(Dataset records of page text)
━━━━
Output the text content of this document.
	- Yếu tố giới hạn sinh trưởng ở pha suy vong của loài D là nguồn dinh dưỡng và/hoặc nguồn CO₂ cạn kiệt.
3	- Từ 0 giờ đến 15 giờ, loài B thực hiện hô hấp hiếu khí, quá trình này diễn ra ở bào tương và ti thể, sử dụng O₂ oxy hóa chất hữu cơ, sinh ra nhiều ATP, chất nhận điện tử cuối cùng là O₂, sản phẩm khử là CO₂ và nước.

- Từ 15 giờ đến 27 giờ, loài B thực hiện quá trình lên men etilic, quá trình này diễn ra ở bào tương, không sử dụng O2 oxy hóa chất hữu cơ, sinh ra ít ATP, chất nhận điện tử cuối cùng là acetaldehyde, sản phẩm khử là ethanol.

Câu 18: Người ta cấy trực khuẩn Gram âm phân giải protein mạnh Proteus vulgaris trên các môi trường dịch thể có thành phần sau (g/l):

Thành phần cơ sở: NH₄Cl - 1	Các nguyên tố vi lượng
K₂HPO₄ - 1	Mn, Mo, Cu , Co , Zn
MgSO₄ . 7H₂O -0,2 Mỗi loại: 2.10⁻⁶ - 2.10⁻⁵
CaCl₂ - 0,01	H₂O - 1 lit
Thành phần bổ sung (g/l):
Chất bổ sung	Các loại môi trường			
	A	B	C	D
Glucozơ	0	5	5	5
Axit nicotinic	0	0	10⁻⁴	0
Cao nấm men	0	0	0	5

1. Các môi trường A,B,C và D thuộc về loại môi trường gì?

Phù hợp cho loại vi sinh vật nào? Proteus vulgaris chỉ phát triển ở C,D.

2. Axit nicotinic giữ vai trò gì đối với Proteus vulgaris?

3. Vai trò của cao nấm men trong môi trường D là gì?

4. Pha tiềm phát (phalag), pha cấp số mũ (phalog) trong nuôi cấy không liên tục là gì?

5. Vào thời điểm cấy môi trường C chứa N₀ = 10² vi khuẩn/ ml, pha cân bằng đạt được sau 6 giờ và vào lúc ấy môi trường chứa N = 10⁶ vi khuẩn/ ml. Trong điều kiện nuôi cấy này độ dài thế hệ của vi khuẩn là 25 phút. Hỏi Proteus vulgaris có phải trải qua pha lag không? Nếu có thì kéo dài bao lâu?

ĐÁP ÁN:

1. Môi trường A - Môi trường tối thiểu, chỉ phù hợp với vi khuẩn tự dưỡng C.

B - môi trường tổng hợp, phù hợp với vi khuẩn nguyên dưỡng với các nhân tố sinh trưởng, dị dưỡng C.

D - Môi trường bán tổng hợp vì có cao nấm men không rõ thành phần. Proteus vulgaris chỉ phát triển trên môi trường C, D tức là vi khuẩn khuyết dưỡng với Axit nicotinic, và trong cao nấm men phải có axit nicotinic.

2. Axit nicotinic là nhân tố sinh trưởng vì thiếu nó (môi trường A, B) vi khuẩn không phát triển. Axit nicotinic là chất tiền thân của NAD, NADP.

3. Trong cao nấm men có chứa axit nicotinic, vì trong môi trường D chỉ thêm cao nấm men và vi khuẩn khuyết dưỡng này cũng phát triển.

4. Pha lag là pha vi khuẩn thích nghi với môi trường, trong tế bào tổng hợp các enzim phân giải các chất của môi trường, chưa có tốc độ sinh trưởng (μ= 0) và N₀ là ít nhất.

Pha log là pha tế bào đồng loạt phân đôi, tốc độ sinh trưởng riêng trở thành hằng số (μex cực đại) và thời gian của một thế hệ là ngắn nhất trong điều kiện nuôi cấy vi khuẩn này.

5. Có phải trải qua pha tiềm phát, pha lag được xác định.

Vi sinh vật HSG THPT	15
━━━━
■ ACTIVITY
In the entries above, find every line with the word "phát" and list it.

■ SOLUTION FOR THIS TASK
Phù hợp cho loại vi sinh vật nào? Proteus vulgaris chỉ phát triển ở C,D.
4. Pha tiềm phát (phalag), pha cấp số mũ (phalog) trong nuôi cấy không liên tục là gì?
D - Môi trường bán tổng hợp vì có cao nấm men không rõ thành phần. Proteus vulgaris chỉ phát triển trên môi trường C, D tức là vi khuẩn khuyết dưỡng với Axit nicotinic, và trong cao nấm men phải có axit nicotinic.
2. Axit nicotinic là nhân tố sinh trưởng vì thiếu nó (môi trường A, B) vi khuẩn không phát triển. Axit nicotinic là chất tiền thân của NAD, NADP.
3. Trong cao nấm men có chứa axit nicotinic, vì trong môi trường D chỉ thêm cao nấm men và vi khuẩn khuyết dưỡng này cũng phát triển.
5. Có phải trải qua pha tiềm phát, pha lag được xác định.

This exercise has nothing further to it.